Start Supplied material
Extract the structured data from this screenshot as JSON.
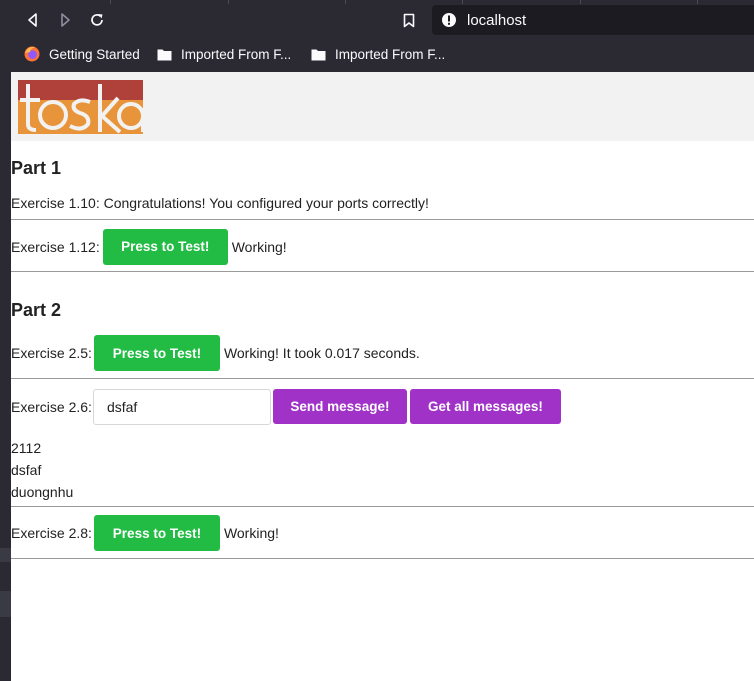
{
  "browser": {
    "url": "localhost",
    "bookmarks": [
      {
        "label": "Getting Started",
        "icon": "firefox-icon"
      },
      {
        "label": "Imported From F...",
        "icon": "folder-icon"
      },
      {
        "label": "Imported From F...",
        "icon": "folder-icon"
      }
    ]
  },
  "logo": {
    "alt": "toska",
    "colors": {
      "left": "#b0403a",
      "right": "#e8943a"
    }
  },
  "part1": {
    "title": "Part 1",
    "ex110": {
      "label": "Exercise 1.10: Congratulations! You configured your ports correctly!"
    },
    "ex112": {
      "label": "Exercise 1.12:",
      "button": "Press to Test!",
      "status": "Working!"
    }
  },
  "part2": {
    "title": "Part 2",
    "ex25": {
      "label": "Exercise 2.5:",
      "button": "Press to Test!",
      "status": "Working! It took 0.017 seconds."
    },
    "ex26": {
      "label": "Exercise 2.6:",
      "input_value": "dsfaf",
      "send_button": "Send message!",
      "get_button": "Get all messages!"
    },
    "messages": [
      "2112",
      "dsfaf",
      "duongnhu"
    ],
    "ex28": {
      "label": "Exercise 2.8:",
      "button": "Press to Test!",
      "status": "Working!"
    }
  },
  "colors": {
    "green": "#22bb44",
    "purple": "#a032c8"
  }
}
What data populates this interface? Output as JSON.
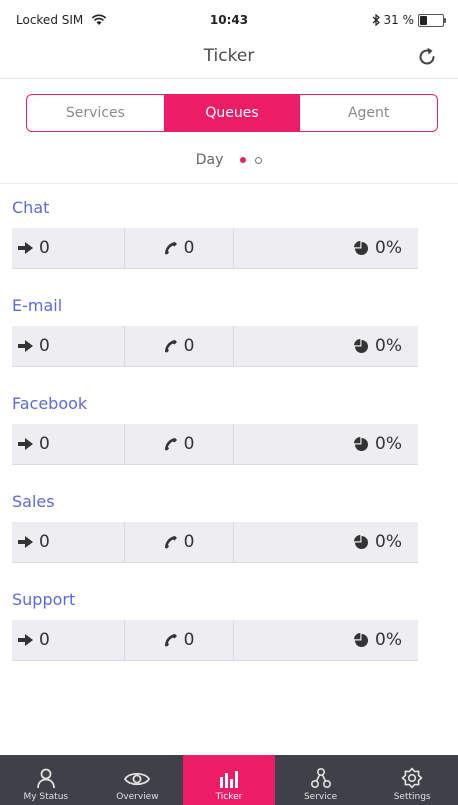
{
  "status_bar": {
    "carrier": "Locked SIM",
    "time": "10:43",
    "battery": "31 %",
    "battery_level": 0.31
  },
  "nav": {
    "title": "Ticker"
  },
  "segments": [
    {
      "label": "Services",
      "active": false
    },
    {
      "label": "Queues",
      "active": true
    },
    {
      "label": "Agent",
      "active": false
    }
  ],
  "pager": {
    "label": "Day",
    "pages": 2,
    "current": 1
  },
  "queues": [
    {
      "name": "Chat",
      "waiting": "0",
      "calls": "0",
      "percent": "0%"
    },
    {
      "name": "E-mail",
      "waiting": "0",
      "calls": "0",
      "percent": "0%"
    },
    {
      "name": "Facebook",
      "waiting": "0",
      "calls": "0",
      "percent": "0%"
    },
    {
      "name": "Sales",
      "waiting": "0",
      "calls": "0",
      "percent": "0%"
    },
    {
      "name": "Support",
      "waiting": "0",
      "calls": "0",
      "percent": "0%"
    }
  ],
  "tabbar": {
    "items": [
      {
        "label": "My Status",
        "icon": "person-icon"
      },
      {
        "label": "Overview",
        "icon": "eye-icon"
      },
      {
        "label": "Ticker",
        "icon": "bar-chart-icon",
        "active": true
      },
      {
        "label": "Service",
        "icon": "network-icon"
      },
      {
        "label": "Settings",
        "icon": "gear-icon"
      }
    ]
  },
  "colors": {
    "accent": "#ec1c66",
    "link": "#5b6bd6",
    "tabbar": "#3f4049",
    "row_bg": "#eeeef2"
  }
}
End Supplied material
Set task :: Set each line of the records down exactly, leaving every picture out.

Correct result ::
Extract the structured data from this screenshot as JSON.
{
  "browser": {
    "url": "localhost",
    "bookmarks": [
      {
        "label": "Getting Started",
        "icon": "firefox-icon"
      },
      {
        "label": "Imported From F...",
        "icon": "folder-icon"
      },
      {
        "label": "Imported From F...",
        "icon": "folder-icon"
      }
    ]
  },
  "logo": {
    "alt": "toska",
    "colors": {
      "left": "#b0403a",
      "right": "#e8943a"
    }
  },
  "part1": {
    "title": "Part 1",
    "ex110": {
      "label": "Exercise 1.10: Congratulations! You configured your ports correctly!"
    },
    "ex112": {
      "label": "Exercise 1.12:",
      "button": "Press to Test!",
      "status": "Working!"
    }
  },
  "part2": {
    "title": "Part 2",
    "ex25": {
      "label": "Exercise 2.5:",
      "button": "Press to Test!",
      "status": "Working! It took 0.017 seconds."
    },
    "ex26": {
      "label": "Exercise 2.6:",
      "input_value": "dsfaf",
      "send_button": "Send message!",
      "get_button": "Get all messages!"
    },
    "messages": [
      "2112",
      "dsfaf",
      "duongnhu"
    ],
    "ex28": {
      "label": "Exercise 2.8:",
      "button": "Press to Test!",
      "status": "Working!"
    }
  },
  "colors": {
    "green": "#22bb44",
    "purple": "#a032c8"
  }
}
What data populates this interface? Output as JSON.
{
  "status_bar": {
    "carrier": "Locked SIM",
    "time": "10:43",
    "battery": "31 %",
    "battery_level": 0.31
  },
  "nav": {
    "title": "Ticker"
  },
  "segments": [
    {
      "label": "Services",
      "active": false
    },
    {
      "label": "Queues",
      "active": true
    },
    {
      "label": "Agent",
      "active": false
    }
  ],
  "pager": {
    "label": "Day",
    "pages": 2,
    "current": 1
  },
  "queues": [
    {
      "name": "Chat",
      "waiting": "0",
      "calls": "0",
      "percent": "0%"
    },
    {
      "name": "E-mail",
      "waiting": "0",
      "calls": "0",
      "percent": "0%"
    },
    {
      "name": "Facebook",
      "waiting": "0",
      "calls": "0",
      "percent": "0%"
    },
    {
      "name": "Sales",
      "waiting": "0",
      "calls": "0",
      "percent": "0%"
    },
    {
      "name": "Support",
      "waiting": "0",
      "calls": "0",
      "percent": "0%"
    }
  ],
  "tabbar": {
    "items": [
      {
        "label": "My Status",
        "icon": "person-icon"
      },
      {
        "label": "Overview",
        "icon": "eye-icon"
      },
      {
        "label": "Ticker",
        "icon": "bar-chart-icon",
        "active": true
      },
      {
        "label": "Service",
        "icon": "network-icon"
      },
      {
        "label": "Settings",
        "icon": "gear-icon"
      }
    ]
  },
  "colors": {
    "accent": "#ec1c66",
    "link": "#5b6bd6",
    "tabbar": "#3f4049",
    "row_bg": "#eeeef2"
  }
}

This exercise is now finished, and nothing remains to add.